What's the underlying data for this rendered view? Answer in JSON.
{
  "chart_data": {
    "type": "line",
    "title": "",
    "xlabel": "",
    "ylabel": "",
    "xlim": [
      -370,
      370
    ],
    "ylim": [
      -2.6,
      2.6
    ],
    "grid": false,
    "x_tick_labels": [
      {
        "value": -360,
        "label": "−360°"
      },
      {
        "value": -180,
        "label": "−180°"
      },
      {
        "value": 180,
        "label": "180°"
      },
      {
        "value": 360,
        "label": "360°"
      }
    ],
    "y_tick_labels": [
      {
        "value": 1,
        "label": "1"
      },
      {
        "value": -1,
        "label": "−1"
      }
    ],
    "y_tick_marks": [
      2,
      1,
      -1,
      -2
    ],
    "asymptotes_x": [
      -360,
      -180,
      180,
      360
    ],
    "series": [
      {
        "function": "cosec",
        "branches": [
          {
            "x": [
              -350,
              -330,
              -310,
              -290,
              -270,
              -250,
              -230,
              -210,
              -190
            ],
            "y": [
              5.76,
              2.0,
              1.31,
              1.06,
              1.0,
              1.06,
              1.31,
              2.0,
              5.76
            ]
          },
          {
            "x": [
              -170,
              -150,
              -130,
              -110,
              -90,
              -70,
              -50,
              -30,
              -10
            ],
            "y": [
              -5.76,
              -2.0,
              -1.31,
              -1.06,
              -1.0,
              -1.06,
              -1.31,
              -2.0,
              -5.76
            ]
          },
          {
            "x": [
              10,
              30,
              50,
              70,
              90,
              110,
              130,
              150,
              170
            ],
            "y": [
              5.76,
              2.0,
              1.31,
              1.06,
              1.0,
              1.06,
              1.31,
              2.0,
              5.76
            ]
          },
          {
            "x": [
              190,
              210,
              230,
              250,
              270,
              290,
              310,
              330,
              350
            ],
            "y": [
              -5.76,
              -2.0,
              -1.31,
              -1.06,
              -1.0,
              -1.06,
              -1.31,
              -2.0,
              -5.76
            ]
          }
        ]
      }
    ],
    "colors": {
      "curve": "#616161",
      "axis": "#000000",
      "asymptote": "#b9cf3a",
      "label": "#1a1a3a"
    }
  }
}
========================================================================
◆ **Task to complete**: Return all of the above records exactly, leaving no line out.

◆ **Task response**:
What's the underlying data for this rendered view? Answer in JSON.
{
  "chart_data": {
    "type": "line",
    "title": "",
    "xlabel": "",
    "ylabel": "",
    "xlim": [
      -370,
      370
    ],
    "ylim": [
      -2.6,
      2.6
    ],
    "grid": false,
    "x_tick_labels": [
      {
        "value": -360,
        "label": "−360°"
      },
      {
        "value": -180,
        "label": "−180°"
      },
      {
        "value": 180,
        "label": "180°"
      },
      {
        "value": 360,
        "label": "360°"
      }
    ],
    "y_tick_labels": [
      {
        "value": 1,
        "label": "1"
      },
      {
        "value": -1,
        "label": "−1"
      }
    ],
    "y_tick_marks": [
      2,
      1,
      -1,
      -2
    ],
    "asymptotes_x": [
      -360,
      -180,
      180,
      360
    ],
    "series": [
      {
        "function": "cosec",
        "branches": [
          {
            "x": [
              -350,
              -330,
              -310,
              -290,
              -270,
              -250,
              -230,
              -210,
              -190
            ],
            "y": [
              5.76,
              2.0,
              1.31,
              1.06,
              1.0,
              1.06,
              1.31,
              2.0,
              5.76
            ]
          },
          {
            "x": [
              -170,
              -150,
              -130,
              -110,
              -90,
              -70,
              -50,
              -30,
              -10
            ],
            "y": [
              -5.76,
              -2.0,
              -1.31,
              -1.06,
              -1.0,
              -1.06,
              -1.31,
              -2.0,
              -5.76
            ]
          },
          {
            "x": [
              10,
              30,
              50,
              70,
              90,
              110,
              130,
              150,
              170
            ],
            "y": [
              5.76,
              2.0,
              1.31,
              1.06,
              1.0,
              1.06,
              1.31,
              2.0,
              5.76
            ]
          },
          {
            "x": [
              190,
              210,
              230,
              250,
              270,
              290,
              310,
              330,
              350
            ],
            "y": [
              -5.76,
              -2.0,
              -1.31,
              -1.06,
              -1.0,
              -1.06,
              -1.31,
              -2.0,
              -5.76
            ]
          }
        ]
      }
    ],
    "colors": {
      "curve": "#616161",
      "axis": "#000000",
      "asymptote": "#b9cf3a",
      "label": "#1a1a3a"
    }
  }
}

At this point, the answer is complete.